» **Data shown**:
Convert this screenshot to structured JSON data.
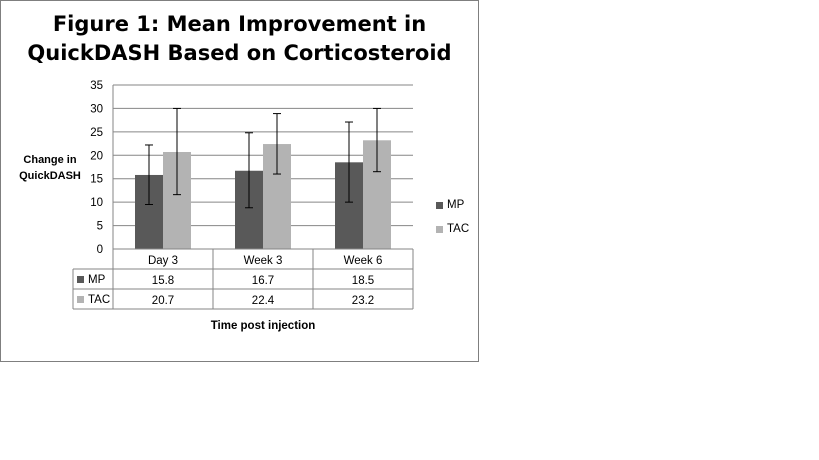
{
  "chart_data": {
    "type": "bar",
    "title_lines": [
      "Figure 1: Mean Improvement in",
      "QuickDASH Based on Corticosteroid"
    ],
    "ylabel_lines": [
      "Change in",
      "QuickDASH"
    ],
    "xlabel": "Time post injection",
    "ylim": [
      0,
      35
    ],
    "yticks": [
      0,
      5,
      10,
      15,
      20,
      25,
      30,
      35
    ],
    "grid": true,
    "legend_position": "right",
    "categories": [
      "Day 3",
      "Week 3",
      "Week 6"
    ],
    "series": [
      {
        "name": "MP",
        "color": "#595959",
        "values": [
          15.8,
          16.7,
          18.5
        ],
        "error_low": [
          9.5,
          8.8,
          10.0
        ],
        "error_high": [
          22.2,
          24.8,
          27.1
        ],
        "labels": [
          "15.8",
          "16.7",
          "18.5"
        ]
      },
      {
        "name": "TAC",
        "color": "#b3b3b3",
        "values": [
          20.7,
          22.4,
          23.2
        ],
        "error_low": [
          11.6,
          16.0,
          16.5
        ],
        "error_high": [
          30.0,
          28.9,
          30.0
        ],
        "labels": [
          "20.7",
          "22.4",
          "23.2"
        ]
      }
    ]
  }
}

» **Instructions to follow**:
Working from the lines above, reproduce the material exactly and exclude its pictures.

» **Response to the exercise**:
Convert this screenshot to structured JSON data.
{
  "chart_data": {
    "type": "bar",
    "title_lines": [
      "Figure 1: Mean Improvement in",
      "QuickDASH Based on Corticosteroid"
    ],
    "ylabel_lines": [
      "Change in",
      "QuickDASH"
    ],
    "xlabel": "Time post injection",
    "ylim": [
      0,
      35
    ],
    "yticks": [
      0,
      5,
      10,
      15,
      20,
      25,
      30,
      35
    ],
    "grid": true,
    "legend_position": "right",
    "categories": [
      "Day 3",
      "Week 3",
      "Week 6"
    ],
    "series": [
      {
        "name": "MP",
        "color": "#595959",
        "values": [
          15.8,
          16.7,
          18.5
        ],
        "error_low": [
          9.5,
          8.8,
          10.0
        ],
        "error_high": [
          22.2,
          24.8,
          27.1
        ],
        "labels": [
          "15.8",
          "16.7",
          "18.5"
        ]
      },
      {
        "name": "TAC",
        "color": "#b3b3b3",
        "values": [
          20.7,
          22.4,
          23.2
        ],
        "error_low": [
          11.6,
          16.0,
          16.5
        ],
        "error_high": [
          30.0,
          28.9,
          30.0
        ],
        "labels": [
          "20.7",
          "22.4",
          "23.2"
        ]
      }
    ]
  }
}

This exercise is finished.